- _Exercise brief_: Work through the data below and give the number of lines holding "fields", nothing more.

──────── Dataset records ────────

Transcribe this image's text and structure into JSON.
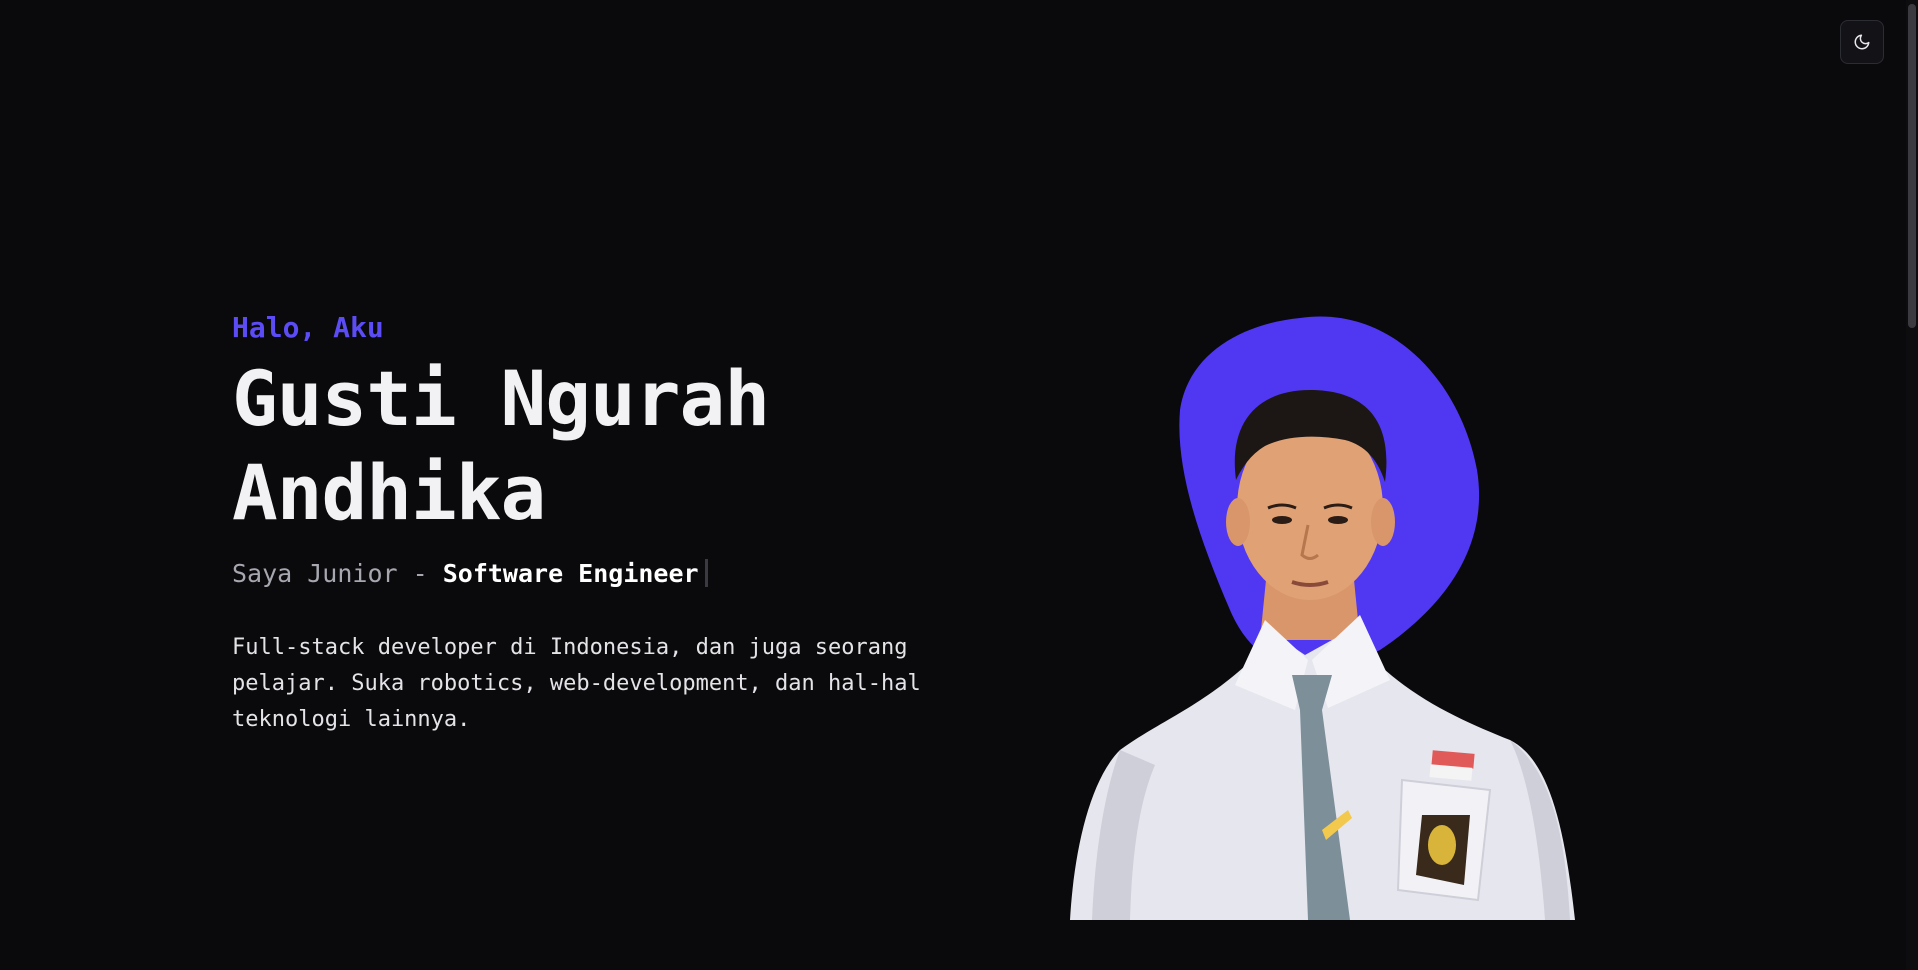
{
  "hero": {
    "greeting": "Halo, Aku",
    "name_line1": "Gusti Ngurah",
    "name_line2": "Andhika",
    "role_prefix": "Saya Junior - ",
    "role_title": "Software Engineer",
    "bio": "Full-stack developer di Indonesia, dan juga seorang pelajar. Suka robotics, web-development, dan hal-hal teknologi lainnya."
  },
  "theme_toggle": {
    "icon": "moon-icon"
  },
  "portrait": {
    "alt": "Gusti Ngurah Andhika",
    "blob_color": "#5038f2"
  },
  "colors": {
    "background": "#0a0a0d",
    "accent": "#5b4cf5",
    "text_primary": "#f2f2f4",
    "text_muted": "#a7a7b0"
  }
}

────────
──────── Dataset records ────────

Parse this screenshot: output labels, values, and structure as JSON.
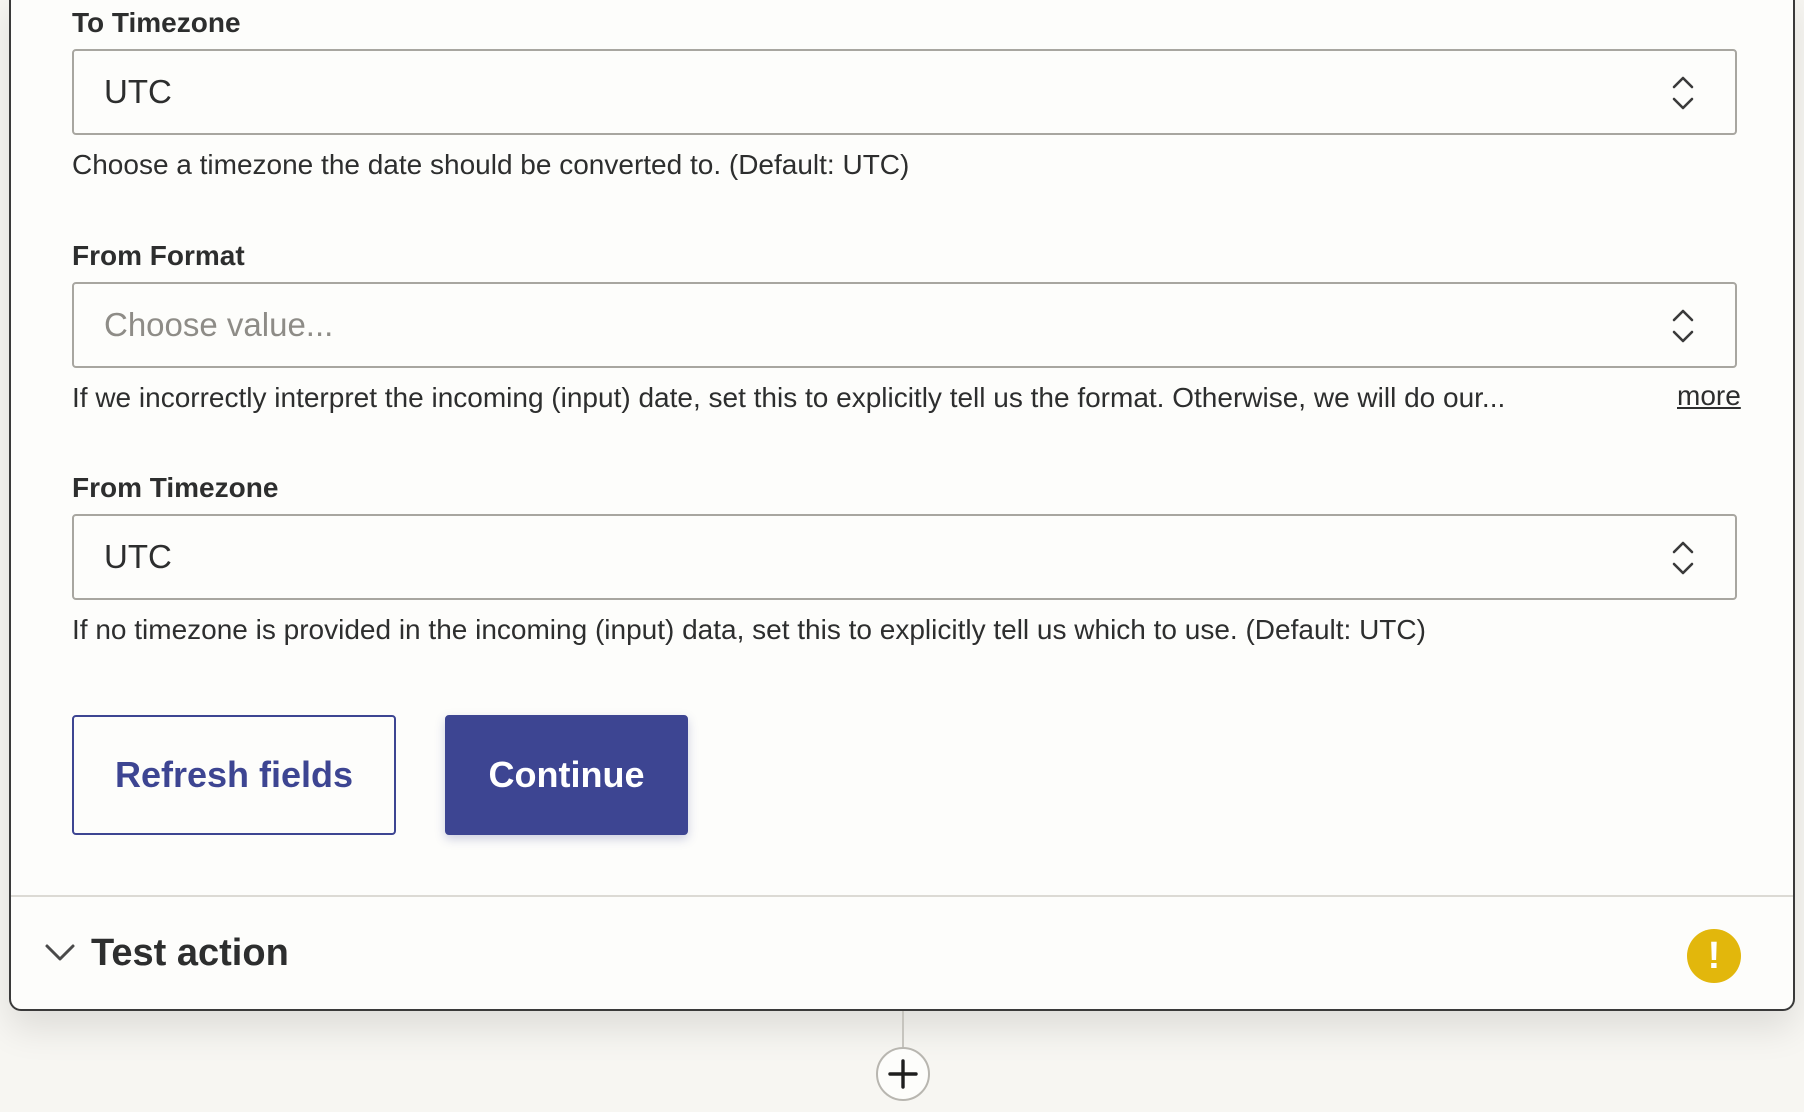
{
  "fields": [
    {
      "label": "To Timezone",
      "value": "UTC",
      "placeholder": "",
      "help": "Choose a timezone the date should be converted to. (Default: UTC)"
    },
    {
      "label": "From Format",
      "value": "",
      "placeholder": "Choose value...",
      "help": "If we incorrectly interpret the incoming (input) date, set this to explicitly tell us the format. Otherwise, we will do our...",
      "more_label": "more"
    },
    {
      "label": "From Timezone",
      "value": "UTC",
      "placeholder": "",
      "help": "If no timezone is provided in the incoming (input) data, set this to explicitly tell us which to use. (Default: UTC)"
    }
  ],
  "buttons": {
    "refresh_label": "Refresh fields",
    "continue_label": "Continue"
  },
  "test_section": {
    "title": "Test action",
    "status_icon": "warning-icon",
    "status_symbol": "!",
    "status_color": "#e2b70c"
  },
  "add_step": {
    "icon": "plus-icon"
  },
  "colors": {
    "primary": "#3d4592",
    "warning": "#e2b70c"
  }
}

────────

- _The completed task_: 2